Collected data
— BEGIN —

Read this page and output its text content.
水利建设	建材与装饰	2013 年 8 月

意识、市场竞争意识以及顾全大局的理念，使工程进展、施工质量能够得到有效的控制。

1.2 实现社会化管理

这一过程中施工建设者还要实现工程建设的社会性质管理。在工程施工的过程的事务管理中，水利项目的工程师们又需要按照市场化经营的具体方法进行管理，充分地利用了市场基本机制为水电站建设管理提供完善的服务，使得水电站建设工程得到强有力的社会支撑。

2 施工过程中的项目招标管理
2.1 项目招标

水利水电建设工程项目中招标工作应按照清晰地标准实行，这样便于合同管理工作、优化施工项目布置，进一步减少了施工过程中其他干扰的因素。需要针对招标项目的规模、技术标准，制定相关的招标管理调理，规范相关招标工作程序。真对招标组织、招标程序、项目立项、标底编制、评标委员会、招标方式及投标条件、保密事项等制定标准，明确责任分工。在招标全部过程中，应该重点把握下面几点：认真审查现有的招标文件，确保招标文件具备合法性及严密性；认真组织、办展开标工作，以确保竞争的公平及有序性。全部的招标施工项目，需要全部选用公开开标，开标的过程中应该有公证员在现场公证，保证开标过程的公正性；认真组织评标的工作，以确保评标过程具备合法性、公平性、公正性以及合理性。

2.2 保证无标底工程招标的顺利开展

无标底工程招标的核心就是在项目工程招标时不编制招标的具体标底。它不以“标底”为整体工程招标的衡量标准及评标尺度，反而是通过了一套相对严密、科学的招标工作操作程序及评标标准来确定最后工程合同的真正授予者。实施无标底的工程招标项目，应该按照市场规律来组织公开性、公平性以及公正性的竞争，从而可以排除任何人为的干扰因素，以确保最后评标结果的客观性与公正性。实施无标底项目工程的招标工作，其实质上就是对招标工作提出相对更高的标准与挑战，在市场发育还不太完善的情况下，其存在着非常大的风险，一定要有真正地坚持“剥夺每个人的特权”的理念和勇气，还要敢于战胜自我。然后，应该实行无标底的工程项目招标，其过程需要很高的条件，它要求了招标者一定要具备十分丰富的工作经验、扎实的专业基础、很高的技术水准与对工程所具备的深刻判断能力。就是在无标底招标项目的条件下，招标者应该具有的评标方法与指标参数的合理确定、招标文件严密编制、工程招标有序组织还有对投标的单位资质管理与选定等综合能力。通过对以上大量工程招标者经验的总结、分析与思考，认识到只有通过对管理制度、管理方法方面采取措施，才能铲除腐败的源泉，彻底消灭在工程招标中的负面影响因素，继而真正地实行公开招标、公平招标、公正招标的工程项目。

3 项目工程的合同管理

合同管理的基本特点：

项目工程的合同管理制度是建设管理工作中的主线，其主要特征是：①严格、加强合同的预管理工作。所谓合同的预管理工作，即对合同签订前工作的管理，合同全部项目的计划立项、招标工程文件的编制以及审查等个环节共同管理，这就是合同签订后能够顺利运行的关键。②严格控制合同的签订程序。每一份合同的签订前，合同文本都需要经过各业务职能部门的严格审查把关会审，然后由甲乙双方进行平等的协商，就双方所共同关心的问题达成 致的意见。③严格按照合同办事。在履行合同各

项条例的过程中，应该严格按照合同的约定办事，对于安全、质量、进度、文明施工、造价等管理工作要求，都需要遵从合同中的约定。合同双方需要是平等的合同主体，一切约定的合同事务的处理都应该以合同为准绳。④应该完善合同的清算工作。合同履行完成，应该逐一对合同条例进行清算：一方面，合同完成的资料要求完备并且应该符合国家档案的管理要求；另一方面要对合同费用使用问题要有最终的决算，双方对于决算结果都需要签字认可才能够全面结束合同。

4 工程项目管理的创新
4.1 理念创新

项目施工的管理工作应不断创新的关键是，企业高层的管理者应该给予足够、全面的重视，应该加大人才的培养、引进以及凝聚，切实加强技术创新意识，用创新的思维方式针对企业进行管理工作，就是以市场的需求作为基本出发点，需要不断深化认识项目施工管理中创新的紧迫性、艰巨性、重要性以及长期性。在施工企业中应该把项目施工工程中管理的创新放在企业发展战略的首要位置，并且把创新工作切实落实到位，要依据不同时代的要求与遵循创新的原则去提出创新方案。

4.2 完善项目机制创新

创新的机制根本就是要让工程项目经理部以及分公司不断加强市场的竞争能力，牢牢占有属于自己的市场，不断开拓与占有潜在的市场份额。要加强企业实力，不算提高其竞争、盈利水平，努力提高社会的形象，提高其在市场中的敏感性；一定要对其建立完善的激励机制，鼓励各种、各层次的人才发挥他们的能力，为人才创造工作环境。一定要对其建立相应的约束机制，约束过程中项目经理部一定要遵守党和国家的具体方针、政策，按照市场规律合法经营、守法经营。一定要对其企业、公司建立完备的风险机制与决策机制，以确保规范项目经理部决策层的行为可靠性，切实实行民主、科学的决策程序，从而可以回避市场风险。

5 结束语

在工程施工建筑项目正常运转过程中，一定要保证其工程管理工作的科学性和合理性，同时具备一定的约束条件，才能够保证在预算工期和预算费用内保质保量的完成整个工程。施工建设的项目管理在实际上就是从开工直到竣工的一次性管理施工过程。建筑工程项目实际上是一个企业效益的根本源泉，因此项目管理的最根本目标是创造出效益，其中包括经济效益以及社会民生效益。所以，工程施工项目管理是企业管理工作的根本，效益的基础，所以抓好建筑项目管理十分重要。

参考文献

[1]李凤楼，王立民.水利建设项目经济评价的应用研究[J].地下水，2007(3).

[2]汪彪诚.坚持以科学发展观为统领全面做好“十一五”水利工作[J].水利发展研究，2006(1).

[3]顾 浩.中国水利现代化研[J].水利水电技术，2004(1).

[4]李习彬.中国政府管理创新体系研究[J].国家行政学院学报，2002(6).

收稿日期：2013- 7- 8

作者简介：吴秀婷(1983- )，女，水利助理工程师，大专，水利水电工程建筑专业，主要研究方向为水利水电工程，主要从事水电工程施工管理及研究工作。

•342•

— END —

The request:
Would you give the material above again, complete and exact?

Response for this exercise:
Read this page and output its text content.
水利建设	建材与装饰	2013 年 8 月

意识、市场竞争意识以及顾全大局的理念，使工程进展、施工质量能够得到有效的控制。

1.2 实现社会化管理

这一过程中施工建设者还要实现工程建设的社会性质管理。在工程施工的过程的事务管理中，水利项目的工程师们又需要按照市场化经营的具体方法进行管理，充分地利用了市场基本机制为水电站建设管理提供完善的服务，使得水电站建设工程得到强有力的社会支撑。

2 施工过程中的项目招标管理
2.1 项目招标

水利水电建设工程项目中招标工作应按照清晰地标准实行，这样便于合同管理工作、优化施工项目布置，进一步减少了施工过程中其他干扰的因素。需要针对招标项目的规模、技术标准，制定相关的招标管理调理，规范相关招标工作程序。真对招标组织、招标程序、项目立项、标底编制、评标委员会、招标方式及投标条件、保密事项等制定标准，明确责任分工。在招标全部过程中，应该重点把握下面几点：认真审查现有的招标文件，确保招标文件具备合法性及严密性；认真组织、办展开标工作，以确保竞争的公平及有序性。全部的招标施工项目，需要全部选用公开开标，开标的过程中应该有公证员在现场公证，保证开标过程的公正性；认真组织评标的工作，以确保评标过程具备合法性、公平性、公正性以及合理性。

2.2 保证无标底工程招标的顺利开展

无标底工程招标的核心就是在项目工程招标时不编制招标的具体标底。它不以“标底”为整体工程招标的衡量标准及评标尺度，反而是通过了一套相对严密、科学的招标工作操作程序及评标标准来确定最后工程合同的真正授予者。实施无标底的工程招标项目，应该按照市场规律来组织公开性、公平性以及公正性的竞争，从而可以排除任何人为的干扰因素，以确保最后评标结果的客观性与公正性。实施无标底项目工程的招标工作，其实质上就是对招标工作提出相对更高的标准与挑战，在市场发育还不太完善的情况下，其存在着非常大的风险，一定要有真正地坚持“剥夺每个人的特权”的理念和勇气，还要敢于战胜自我。然后，应该实行无标底的工程项目招标，其过程需要很高的条件，它要求了招标者一定要具备十分丰富的工作经验、扎实的专业基础、很高的技术水准与对工程所具备的深刻判断能力。就是在无标底招标项目的条件下，招标者应该具有的评标方法与指标参数的合理确定、招标文件严密编制、工程招标有序组织还有对投标的单位资质管理与选定等综合能力。通过对以上大量工程招标者经验的总结、分析与思考，认识到只有通过对管理制度、管理方法方面采取措施，才能铲除腐败的源泉，彻底消灭在工程招标中的负面影响因素，继而真正地实行公开招标、公平招标、公正招标的工程项目。

3 项目工程的合同管理

合同管理的基本特点：

项目工程的合同管理制度是建设管理工作中的主线，其主要特征是：①严格、加强合同的预管理工作。所谓合同的预管理工作，即对合同签订前工作的管理，合同全部项目的计划立项、招标工程文件的编制以及审查等个环节共同管理，这就是合同签订后能够顺利运行的关键。②严格控制合同的签订程序。每一份合同的签订前，合同文本都需要经过各业务职能部门的严格审查把关会审，然后由甲乙双方进行平等的协商，就双方所共同关心的问题达成 致的意见。③严格按照合同办事。在履行合同各

项条例的过程中，应该严格按照合同的约定办事，对于安全、质量、进度、文明施工、造价等管理工作要求，都需要遵从合同中的约定。合同双方需要是平等的合同主体，一切约定的合同事务的处理都应该以合同为准绳。④应该完善合同的清算工作。合同履行完成，应该逐一对合同条例进行清算：一方面，合同完成的资料要求完备并且应该符合国家档案的管理要求；另一方面要对合同费用使用问题要有最终的决算，双方对于决算结果都需要签字认可才能够全面结束合同。

4 工程项目管理的创新
4.1 理念创新

项目施工的管理工作应不断创新的关键是，企业高层的管理者应该给予足够、全面的重视，应该加大人才的培养、引进以及凝聚，切实加强技术创新意识，用创新的思维方式针对企业进行管理工作，就是以市场的需求作为基本出发点，需要不断深化认识项目施工管理中创新的紧迫性、艰巨性、重要性以及长期性。在施工企业中应该把项目施工工程中管理的创新放在企业发展战略的首要位置，并且把创新工作切实落实到位，要依据不同时代的要求与遵循创新的原则去提出创新方案。

4.2 完善项目机制创新

创新的机制根本就是要让工程项目经理部以及分公司不断加强市场的竞争能力，牢牢占有属于自己的市场，不断开拓与占有潜在的市场份额。要加强企业实力，不算提高其竞争、盈利水平，努力提高社会的形象，提高其在市场中的敏感性；一定要对其建立完善的激励机制，鼓励各种、各层次的人才发挥他们的能力，为人才创造工作环境。一定要对其建立相应的约束机制，约束过程中项目经理部一定要遵守党和国家的具体方针、政策，按照市场规律合法经营、守法经营。一定要对其企业、公司建立完备的风险机制与决策机制，以确保规范项目经理部决策层的行为可靠性，切实实行民主、科学的决策程序，从而可以回避市场风险。

5 结束语

在工程施工建筑项目正常运转过程中，一定要保证其工程管理工作的科学性和合理性，同时具备一定的约束条件，才能够保证在预算工期和预算费用内保质保量的完成整个工程。施工建设的项目管理在实际上就是从开工直到竣工的一次性管理施工过程。建筑工程项目实际上是一个企业效益的根本源泉，因此项目管理的最根本目标是创造出效益，其中包括经济效益以及社会民生效益。所以，工程施工项目管理是企业管理工作的根本，效益的基础，所以抓好建筑项目管理十分重要。

参考文献

[1]李凤楼，王立民.水利建设项目经济评价的应用研究[J].地下水，2007(3).

[2]汪彪诚.坚持以科学发展观为统领全面做好“十一五”水利工作[J].水利发展研究，2006(1).

[3]顾 浩.中国水利现代化研[J].水利水电技术，2004(1).

[4]李习彬.中国政府管理创新体系研究[J].国家行政学院学报，2002(6).

收稿日期：2013- 7- 8

作者简介：吴秀婷(1983- )，女，水利助理工程师，大专，水利水电工程建筑专业，主要研究方向为水利水电工程，主要从事水电工程施工管理及研究工作。

•342•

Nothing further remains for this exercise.